Problem to solve: Tally the lines containing the word "content" and give the total alone.

A run of records:
:::

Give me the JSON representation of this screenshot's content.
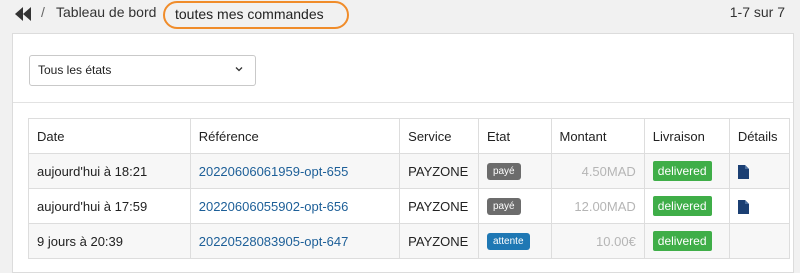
{
  "breadcrumb": {
    "separator": "/",
    "parent_label": "Tableau de bord",
    "current_label": "toutes mes commandes"
  },
  "pager_text": "1-7 sur 7",
  "filter": {
    "selected": "Tous les états"
  },
  "table": {
    "headers": {
      "date": "Date",
      "reference": "Référence",
      "service": "Service",
      "etat": "Etat",
      "montant": "Montant",
      "livraison": "Livraison",
      "details": "Détails"
    },
    "rows": [
      {
        "date": "aujourd'hui à 18:21",
        "reference": "20220606061959-opt-655",
        "service": "PAYZONE",
        "etat": "payé",
        "etat_color": "#6c6c6c",
        "montant": "4.50MAD",
        "livraison": "delivered",
        "has_details": true
      },
      {
        "date": "aujourd'hui à 17:59",
        "reference": "20220606055902-opt-656",
        "service": "PAYZONE",
        "etat": "payé",
        "etat_color": "#6c6c6c",
        "montant": "12.00MAD",
        "livraison": "delivered",
        "has_details": true
      },
      {
        "date": "9 jours à 20:39",
        "reference": "20220528083905-opt-647",
        "service": "PAYZONE",
        "etat": "attente",
        "etat_color": "#1f78b4",
        "montant": "10.00€",
        "livraison": "delivered",
        "has_details": false
      }
    ]
  },
  "colors": {
    "accent_highlight": "#f08c2a",
    "link": "#1d5f98",
    "delivered_badge": "#3fae48",
    "icon": "#1b3f73"
  },
  "icons": {
    "back": "double-left-arrow-icon",
    "select_caret": "chevron-down-icon",
    "details": "document-icon"
  }
}
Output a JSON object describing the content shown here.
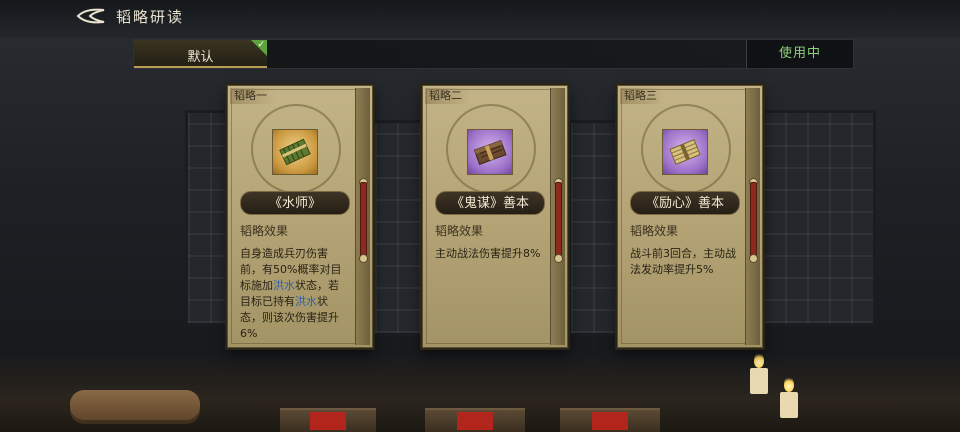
{
  "header": {
    "title": "韬略研读"
  },
  "tabs": {
    "default_label": "默认",
    "in_use_label": "使用中"
  },
  "cards": [
    {
      "tag": "韬略一",
      "name": "《水师》",
      "effect_title": "韬略效果",
      "effect_parts": [
        "自身造成兵刃伤害前，有50%概率对目标施加",
        "洪水",
        "状态，若目标已持有",
        "洪水",
        "状态，则该次伤害提升6%"
      ]
    },
    {
      "tag": "韬略二",
      "name": "《鬼谋》善本",
      "effect_title": "韬略效果",
      "effect_text": "主动战法伤害提升8%"
    },
    {
      "tag": "韬略三",
      "name": "《励心》善本",
      "effect_title": "韬略效果",
      "effect_text": "战斗前3回合，主动战法发动率提升5%"
    }
  ],
  "colors": {
    "accent_green": "#8fd27b",
    "highlight_blue": "#2d5fa8",
    "check_green": "#5fa33e"
  },
  "icons": [
    "back-arrow-icon",
    "checkmark-icon",
    "bamboo-scroll-icon",
    "book-icon"
  ]
}
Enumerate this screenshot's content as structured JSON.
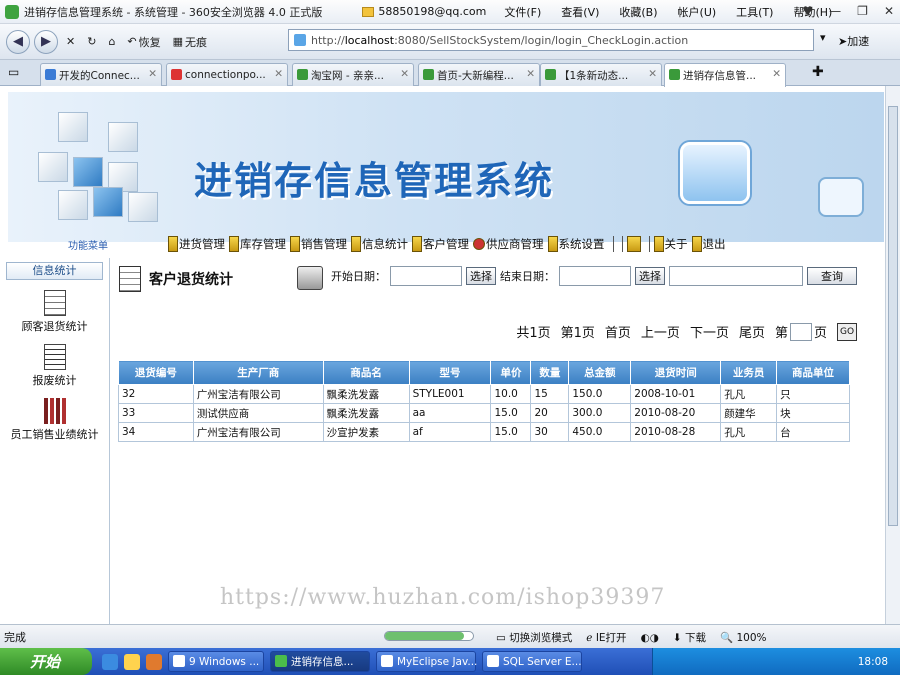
{
  "window": {
    "title": "进销存信息管理系统 - 系统管理 - 360安全浏览器 4.0 正式版",
    "email": "58850198@qq.com",
    "menu": [
      "文件(F)",
      "查看(V)",
      "收藏(B)",
      "帐户(U)",
      "工具(T)",
      "帮助(H)"
    ]
  },
  "toolbar": {
    "restore": "恢复",
    "noshadow": "无痕",
    "url_prefix": "http://",
    "url_host": "localhost",
    "url_rest": ":8080/SellStockSystem/login/login_CheckLogin.action",
    "speedup": "加速"
  },
  "tabs": [
    "开发的Connec...",
    "connectionpo...",
    "淘宝网 - 亲亲...",
    "首页-大新编程...",
    "【1条新动态...",
    "进销存信息管..."
  ],
  "banner": {
    "title": "进销存信息管理系统"
  },
  "nav": {
    "menu_label": "功能菜单",
    "items": [
      "进货管理",
      "库存管理",
      "销售管理",
      "信息统计",
      "客户管理",
      "供应商管理",
      "系统设置"
    ],
    "about": "关于",
    "exit": "退出"
  },
  "sidebar": {
    "header": "信息统计",
    "items": [
      "顾客退货统计",
      "报废统计",
      "员工销售业绩统计"
    ]
  },
  "page": {
    "title": "客户退货统计",
    "start_label": "开始日期：",
    "end_label": "结束日期：",
    "choose": "选择",
    "query": "查询"
  },
  "pager": {
    "total": "共1页",
    "current": "第1页",
    "first": "首页",
    "prev": "上一页",
    "next": "下一页",
    "last": "尾页",
    "goto_prefix": "第",
    "goto_suffix": "页",
    "go": "GO"
  },
  "table": {
    "headers": [
      "退货编号",
      "生产厂商",
      "商品名",
      "型号",
      "单价",
      "数量",
      "总金额",
      "退货时间",
      "业务员",
      "商品单位"
    ],
    "rows": [
      [
        "32",
        "广州宝洁有限公司",
        "飘柔洗发露",
        "STYLE001",
        "10.0",
        "15",
        "150.0",
        "2008-10-01",
        "孔凡",
        "只"
      ],
      [
        "33",
        "测试供应商",
        "飘柔洗发露",
        "aa",
        "15.0",
        "20",
        "300.0",
        "2010-08-20",
        "颜建华",
        "块"
      ],
      [
        "34",
        "广州宝洁有限公司",
        "沙宣护发素",
        "af",
        "15.0",
        "30",
        "450.0",
        "2010-08-28",
        "孔凡",
        "台"
      ]
    ]
  },
  "status": {
    "text": "完成",
    "mode": "切换浏览模式",
    "ie": "IE打开",
    "download": "下载",
    "zoom": "100%",
    "progress": 0.9
  },
  "taskbar": {
    "start": "开始",
    "tasks": [
      "9 Windows ...",
      "进销存信息...",
      "MyEclipse Jav...",
      "SQL Server E..."
    ],
    "clock": "18:08"
  },
  "watermark": "https://www.huzhan.com/ishop39397"
}
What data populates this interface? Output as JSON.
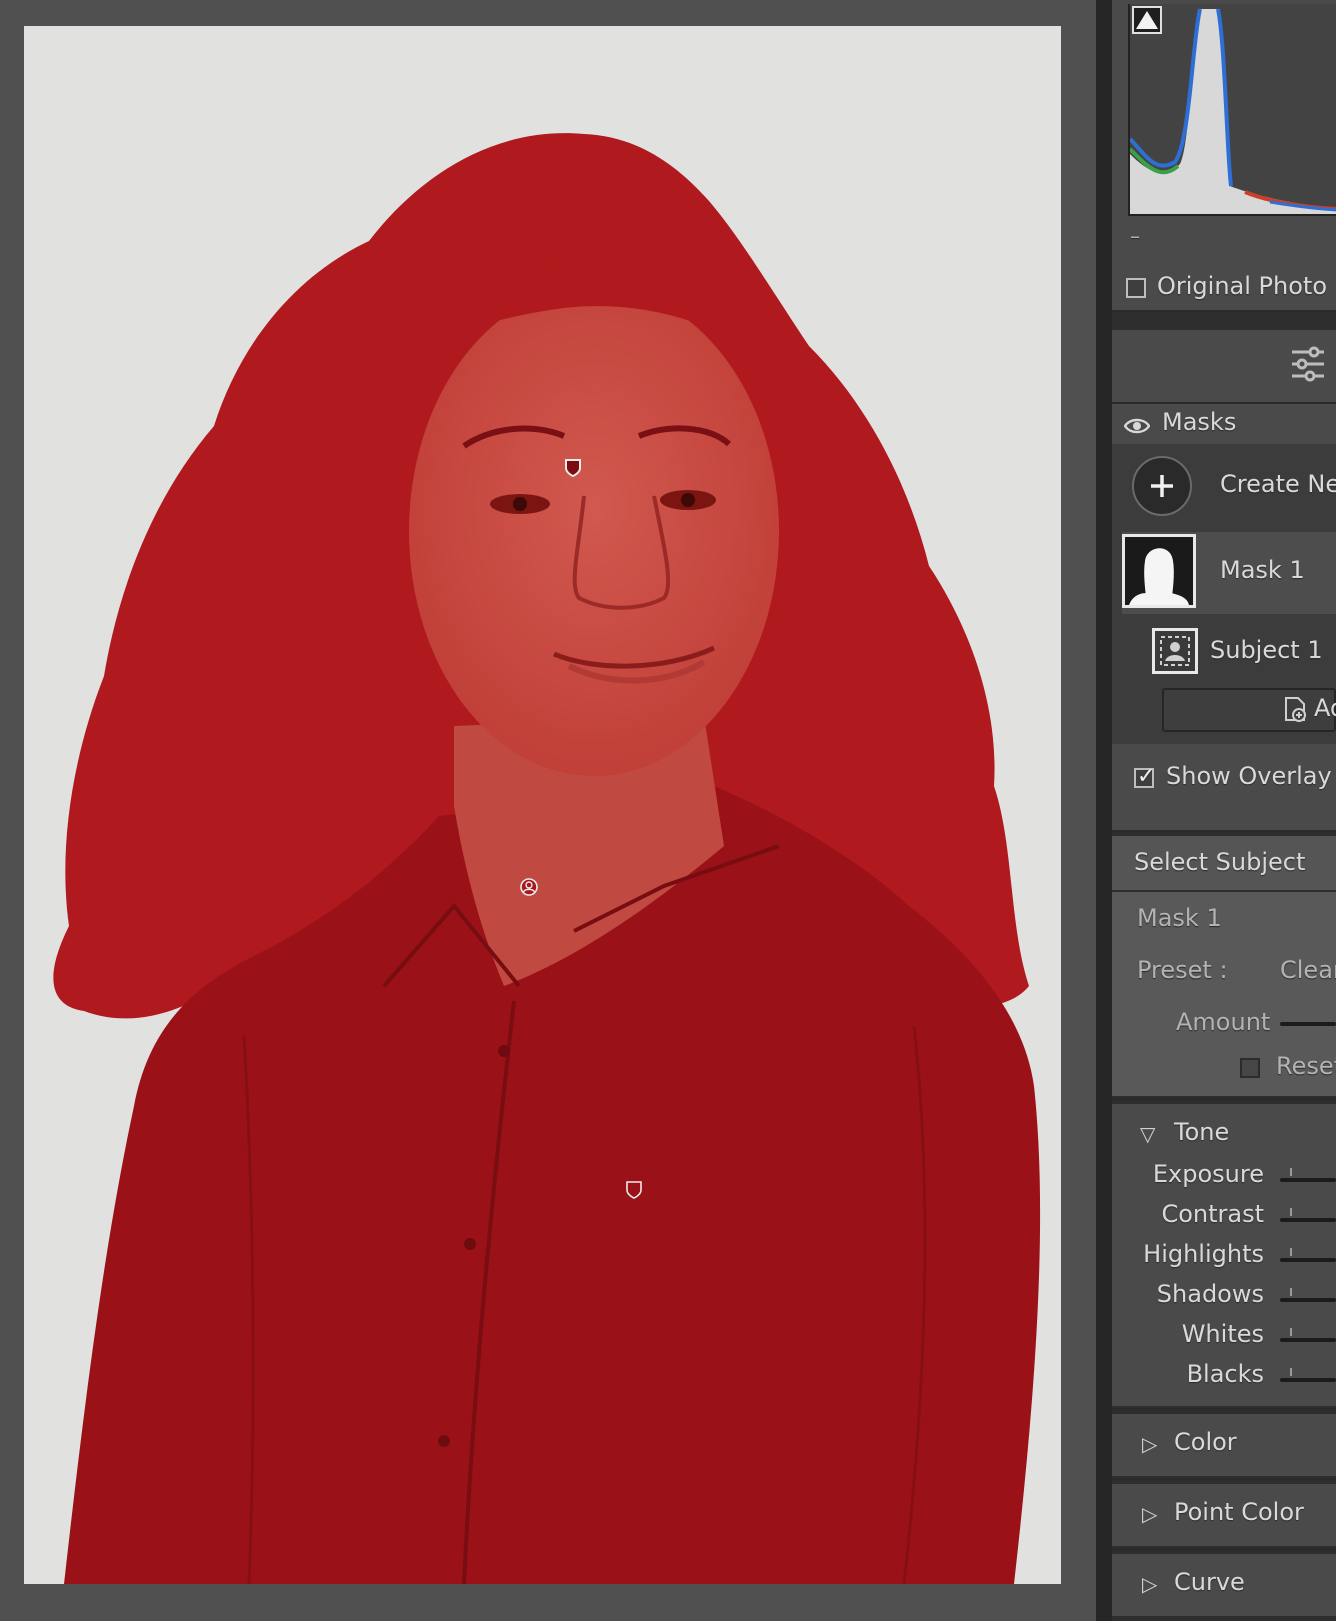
{
  "histogram": {
    "clipping_indicator": "shadow-clipping-triangle-icon",
    "colors": {
      "red": "#c8402a",
      "green": "#3aa04a",
      "blue": "#2e6fd6",
      "luma": "#d8d8d8"
    },
    "readout": "–"
  },
  "original_photo": {
    "label": "Original Photo",
    "checked": false
  },
  "toolbar": {
    "icon": "sliders-icon"
  },
  "masks": {
    "header": "Masks",
    "eye_icon": "eye-icon",
    "create_new_label": "Create New",
    "list": [
      {
        "name": "Mask 1",
        "thumb": "mask-silhouette-thumbnail"
      },
      {
        "name": "Subject 1",
        "thumb": "subject-icon"
      }
    ],
    "add_label": "Add",
    "show_overlay": {
      "label": "Show Overlay",
      "checked": true
    }
  },
  "select_subject": {
    "title": "Select Subject",
    "mask_name": "Mask 1",
    "preset_label": "Preset :",
    "preset_value": "Clear",
    "amount_label": "Amount",
    "reset_label": "Reset"
  },
  "tone": {
    "title": "Tone",
    "sliders": [
      {
        "label": "Exposure"
      },
      {
        "label": "Contrast"
      },
      {
        "label": "Highlights"
      },
      {
        "label": "Shadows"
      },
      {
        "label": "Whites"
      },
      {
        "label": "Blacks"
      }
    ]
  },
  "sections": {
    "color": "Color",
    "point_color": "Point Color",
    "curve": "Curve"
  },
  "overlay": {
    "color": "#a3141b",
    "opacity": 0.88
  }
}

:::

Written response: 3